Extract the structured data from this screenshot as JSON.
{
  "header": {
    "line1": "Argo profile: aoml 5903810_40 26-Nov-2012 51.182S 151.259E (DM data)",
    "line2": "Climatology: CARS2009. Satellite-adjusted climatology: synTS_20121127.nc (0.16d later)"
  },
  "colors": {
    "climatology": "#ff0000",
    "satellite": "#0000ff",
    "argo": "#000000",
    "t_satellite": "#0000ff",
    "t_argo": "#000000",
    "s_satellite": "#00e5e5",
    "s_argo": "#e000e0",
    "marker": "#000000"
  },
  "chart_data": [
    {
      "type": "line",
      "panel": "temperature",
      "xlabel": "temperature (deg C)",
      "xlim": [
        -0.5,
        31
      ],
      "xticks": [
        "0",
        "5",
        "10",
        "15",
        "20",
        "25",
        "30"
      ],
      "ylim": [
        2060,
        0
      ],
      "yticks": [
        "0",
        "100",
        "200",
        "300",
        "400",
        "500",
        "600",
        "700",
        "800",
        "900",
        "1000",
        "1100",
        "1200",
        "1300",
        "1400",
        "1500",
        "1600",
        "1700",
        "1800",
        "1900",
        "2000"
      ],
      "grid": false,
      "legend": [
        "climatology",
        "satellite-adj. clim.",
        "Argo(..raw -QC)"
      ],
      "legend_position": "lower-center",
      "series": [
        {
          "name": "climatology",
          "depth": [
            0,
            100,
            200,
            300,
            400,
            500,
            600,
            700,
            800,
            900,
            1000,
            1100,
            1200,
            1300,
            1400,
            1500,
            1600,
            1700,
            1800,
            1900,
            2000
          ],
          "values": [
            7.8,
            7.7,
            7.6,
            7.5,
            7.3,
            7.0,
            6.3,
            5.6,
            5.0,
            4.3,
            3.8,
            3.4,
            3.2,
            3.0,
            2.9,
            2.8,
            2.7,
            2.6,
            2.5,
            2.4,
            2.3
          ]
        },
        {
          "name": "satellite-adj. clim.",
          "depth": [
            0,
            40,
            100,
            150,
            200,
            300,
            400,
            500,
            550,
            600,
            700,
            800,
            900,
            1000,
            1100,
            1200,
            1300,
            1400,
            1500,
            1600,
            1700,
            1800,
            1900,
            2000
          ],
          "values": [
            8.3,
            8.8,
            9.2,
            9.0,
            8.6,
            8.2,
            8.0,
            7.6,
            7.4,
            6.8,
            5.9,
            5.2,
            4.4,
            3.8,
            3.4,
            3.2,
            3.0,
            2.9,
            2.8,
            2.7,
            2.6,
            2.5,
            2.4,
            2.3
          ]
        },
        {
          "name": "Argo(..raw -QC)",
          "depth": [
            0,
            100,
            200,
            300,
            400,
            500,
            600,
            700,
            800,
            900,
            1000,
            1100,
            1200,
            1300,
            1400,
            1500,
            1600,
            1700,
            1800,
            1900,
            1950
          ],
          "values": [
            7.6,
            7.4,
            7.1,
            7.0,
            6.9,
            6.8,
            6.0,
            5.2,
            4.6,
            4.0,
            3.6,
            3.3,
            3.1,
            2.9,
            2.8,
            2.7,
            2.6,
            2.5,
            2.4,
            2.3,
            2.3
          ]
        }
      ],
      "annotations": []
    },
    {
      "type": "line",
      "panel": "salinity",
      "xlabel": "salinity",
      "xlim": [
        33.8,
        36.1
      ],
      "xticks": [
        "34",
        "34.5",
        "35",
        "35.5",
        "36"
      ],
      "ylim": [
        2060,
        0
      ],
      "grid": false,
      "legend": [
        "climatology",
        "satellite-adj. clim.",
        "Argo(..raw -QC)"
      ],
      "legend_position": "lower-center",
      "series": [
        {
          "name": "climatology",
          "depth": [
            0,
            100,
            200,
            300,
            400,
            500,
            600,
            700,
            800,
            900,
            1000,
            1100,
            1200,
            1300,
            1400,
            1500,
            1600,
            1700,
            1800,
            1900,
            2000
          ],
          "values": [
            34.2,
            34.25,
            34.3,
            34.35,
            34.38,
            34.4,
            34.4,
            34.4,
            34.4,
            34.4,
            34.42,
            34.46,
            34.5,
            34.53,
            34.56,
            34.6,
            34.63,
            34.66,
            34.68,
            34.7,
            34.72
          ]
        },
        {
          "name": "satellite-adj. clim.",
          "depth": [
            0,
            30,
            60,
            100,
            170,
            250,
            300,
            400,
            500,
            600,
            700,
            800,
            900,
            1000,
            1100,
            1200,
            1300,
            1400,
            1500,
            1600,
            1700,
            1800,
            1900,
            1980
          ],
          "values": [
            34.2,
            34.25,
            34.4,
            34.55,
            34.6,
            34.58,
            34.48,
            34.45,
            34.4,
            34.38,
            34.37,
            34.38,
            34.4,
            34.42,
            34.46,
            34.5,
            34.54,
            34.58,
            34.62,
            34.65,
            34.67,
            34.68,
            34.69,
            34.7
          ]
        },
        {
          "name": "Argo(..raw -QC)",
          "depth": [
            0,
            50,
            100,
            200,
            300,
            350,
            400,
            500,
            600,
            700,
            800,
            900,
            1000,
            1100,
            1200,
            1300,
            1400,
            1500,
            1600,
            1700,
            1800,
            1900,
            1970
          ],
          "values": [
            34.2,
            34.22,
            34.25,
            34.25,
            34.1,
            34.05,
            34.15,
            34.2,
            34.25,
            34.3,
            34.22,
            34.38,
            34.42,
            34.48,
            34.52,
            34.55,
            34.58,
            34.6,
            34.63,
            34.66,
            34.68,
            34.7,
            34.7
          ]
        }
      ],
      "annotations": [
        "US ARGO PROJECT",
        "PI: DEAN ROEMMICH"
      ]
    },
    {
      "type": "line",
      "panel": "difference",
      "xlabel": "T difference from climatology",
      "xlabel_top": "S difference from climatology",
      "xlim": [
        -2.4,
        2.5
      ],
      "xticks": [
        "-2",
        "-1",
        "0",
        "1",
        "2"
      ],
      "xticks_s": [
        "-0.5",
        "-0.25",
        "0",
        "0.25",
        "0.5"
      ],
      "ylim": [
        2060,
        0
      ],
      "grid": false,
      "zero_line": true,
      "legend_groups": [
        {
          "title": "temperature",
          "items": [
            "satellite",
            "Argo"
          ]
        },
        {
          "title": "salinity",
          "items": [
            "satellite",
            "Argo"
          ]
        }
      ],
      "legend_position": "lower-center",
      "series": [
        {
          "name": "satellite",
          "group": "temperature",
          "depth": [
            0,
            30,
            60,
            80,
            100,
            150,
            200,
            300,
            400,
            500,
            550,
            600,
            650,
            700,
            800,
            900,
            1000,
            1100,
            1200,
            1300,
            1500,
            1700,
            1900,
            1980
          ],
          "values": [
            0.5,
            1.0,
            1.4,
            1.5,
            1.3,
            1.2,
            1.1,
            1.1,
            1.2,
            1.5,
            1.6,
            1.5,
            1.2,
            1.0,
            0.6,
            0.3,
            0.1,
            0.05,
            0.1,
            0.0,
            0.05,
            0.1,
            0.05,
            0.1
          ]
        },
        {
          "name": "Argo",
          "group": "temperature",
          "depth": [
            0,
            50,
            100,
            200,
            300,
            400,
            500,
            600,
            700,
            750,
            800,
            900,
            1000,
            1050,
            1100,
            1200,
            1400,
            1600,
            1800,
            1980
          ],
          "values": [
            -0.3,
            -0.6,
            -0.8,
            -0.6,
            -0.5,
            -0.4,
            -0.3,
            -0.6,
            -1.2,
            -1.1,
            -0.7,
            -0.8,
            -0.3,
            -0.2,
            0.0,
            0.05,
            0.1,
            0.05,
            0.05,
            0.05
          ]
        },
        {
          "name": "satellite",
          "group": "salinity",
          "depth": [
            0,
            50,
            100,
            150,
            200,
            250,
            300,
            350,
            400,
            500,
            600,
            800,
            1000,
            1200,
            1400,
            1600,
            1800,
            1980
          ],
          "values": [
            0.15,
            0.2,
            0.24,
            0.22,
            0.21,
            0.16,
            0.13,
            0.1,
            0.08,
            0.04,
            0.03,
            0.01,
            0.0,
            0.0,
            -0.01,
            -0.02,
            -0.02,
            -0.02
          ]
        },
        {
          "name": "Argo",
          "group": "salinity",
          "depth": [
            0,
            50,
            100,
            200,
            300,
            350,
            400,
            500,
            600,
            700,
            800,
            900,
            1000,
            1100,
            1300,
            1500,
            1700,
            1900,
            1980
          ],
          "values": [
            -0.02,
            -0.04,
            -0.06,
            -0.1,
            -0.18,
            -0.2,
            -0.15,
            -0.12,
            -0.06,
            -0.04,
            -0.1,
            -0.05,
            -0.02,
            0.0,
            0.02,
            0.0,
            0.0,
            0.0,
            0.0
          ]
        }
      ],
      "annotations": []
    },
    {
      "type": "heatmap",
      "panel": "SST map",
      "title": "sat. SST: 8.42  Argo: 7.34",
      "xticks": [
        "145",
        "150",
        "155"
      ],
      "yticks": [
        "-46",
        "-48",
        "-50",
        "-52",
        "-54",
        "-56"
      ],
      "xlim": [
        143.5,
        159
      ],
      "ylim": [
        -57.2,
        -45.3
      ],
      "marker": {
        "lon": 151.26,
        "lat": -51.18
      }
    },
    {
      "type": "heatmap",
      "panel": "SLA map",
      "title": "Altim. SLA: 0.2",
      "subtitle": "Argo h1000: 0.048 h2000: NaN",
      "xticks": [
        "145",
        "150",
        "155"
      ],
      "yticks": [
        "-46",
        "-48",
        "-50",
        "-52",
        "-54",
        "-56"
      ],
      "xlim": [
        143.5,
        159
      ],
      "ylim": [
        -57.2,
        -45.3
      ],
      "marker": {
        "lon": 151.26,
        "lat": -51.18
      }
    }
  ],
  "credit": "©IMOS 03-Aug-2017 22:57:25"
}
+---+
**What is being asked:** Copy every line of the listing that includes the string "panel".

**Task answer:**
      "panel": "temperature",
      "panel": "salinity",
      "panel": "difference",
      "panel": "SST map",
      "panel": "SLA map",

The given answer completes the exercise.